[Records from a dataset]
________________________

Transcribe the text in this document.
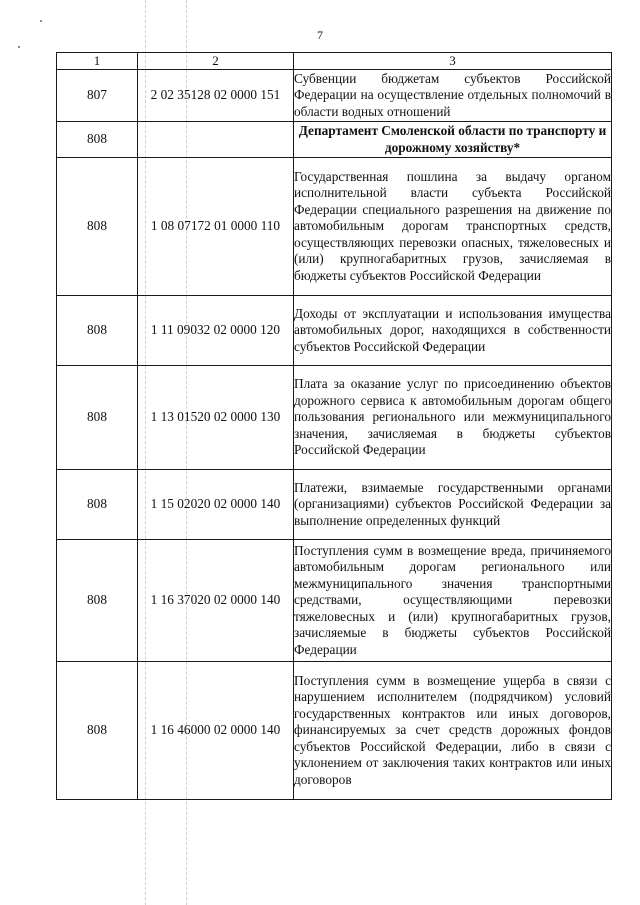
7
1	2	3
807	2 02 35128 02 0000 151	Субвенции бюджетам субъектов Российской Федерации на осуществление отдельных полномочий в области водных отношений
808		Департамент Смоленской области по транспорту и дорожному хозяйству*
808	1 08 07172 01 0000 110	Государственная пошлина за выдачу органом исполнительной власти субъекта Российской Федерации специального разрешения на движение по автомобильным дорогам транспортных средств, осуществляющих перевозки опасных, тяжеловесных и (или) крупногабаритных грузов, зачисляемая в бюджеты субъектов Российской Федерации
808	1 11 09032 02 0000 120	Доходы от эксплуатации и использования имущества автомобильных дорог, находящихся в собственности субъектов Российской Федерации
808	1 13 01520 02 0000 130	Плата за оказание услуг по присоединению объектов дорожного сервиса к автомобильным дорогам общего пользования регионального или межмуниципального значения, зачисляемая в бюджеты субъектов Российской Федерации
808	1 15 02020 02 0000 140	Платежи, взимаемые государственными органами (организациями) субъектов Российской Федерации за выполнение определенных функций
808	1 16 37020 02 0000 140	Поступления сумм в возмещение вреда, причиняемого автомобильным дорогам регионального или межмуниципального значения транспортными средствами, осуществляющими перевозки тяжеловесных и (или) крупногабаритных грузов, зачисляемые в бюджеты субъектов Российской Федерации
808	1 16 46000 02 0000 140	Поступления сумм в возмещение ущерба в связи с нарушением исполнителем (подрядчиком) условий государственных контрактов или иных договоров, финансируемых за счет средств дорожных фондов субъектов Российской Федерации, либо в связи с уклонением от заключения таких контрактов или иных договоров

________________________

(What you are asked to do)
Set down every entry word for word, but omit the pictures.

(Written reply)
Transcribe the text in this document.
7
1	2	3
807	2 02 35128 02 0000 151	Субвенции бюджетам субъектов Российской Федерации на осуществление отдельных полномочий в области водных отношений
808		Департамент Смоленской области по транспорту и дорожному хозяйству*
808	1 08 07172 01 0000 110	Государственная пошлина за выдачу органом исполнительной власти субъекта Российской Федерации специального разрешения на движение по автомобильным дорогам транспортных средств, осуществляющих перевозки опасных, тяжеловесных и (или) крупногабаритных грузов, зачисляемая в бюджеты субъектов Российской Федерации
808	1 11 09032 02 0000 120	Доходы от эксплуатации и использования имущества автомобильных дорог, находящихся в собственности субъектов Российской Федерации
808	1 13 01520 02 0000 130	Плата за оказание услуг по присоединению объектов дорожного сервиса к автомобильным дорогам общего пользования регионального или межмуниципального значения, зачисляемая в бюджеты субъектов Российской Федерации
808	1 15 02020 02 0000 140	Платежи, взимаемые государственными органами (организациями) субъектов Российской Федерации за выполнение определенных функций
808	1 16 37020 02 0000 140	Поступления сумм в возмещение вреда, причиняемого автомобильным дорогам регионального или межмуниципального значения транспортными средствами, осуществляющими перевозки тяжеловесных и (или) крупногабаритных грузов, зачисляемые в бюджеты субъектов Российской Федерации
808	1 16 46000 02 0000 140	Поступления сумм в возмещение ущерба в связи с нарушением исполнителем (подрядчиком) условий государственных контрактов или иных договоров, финансируемых за счет средств дорожных фондов субъектов Российской Федерации, либо в связи с уклонением от заключения таких контрактов или иных договоров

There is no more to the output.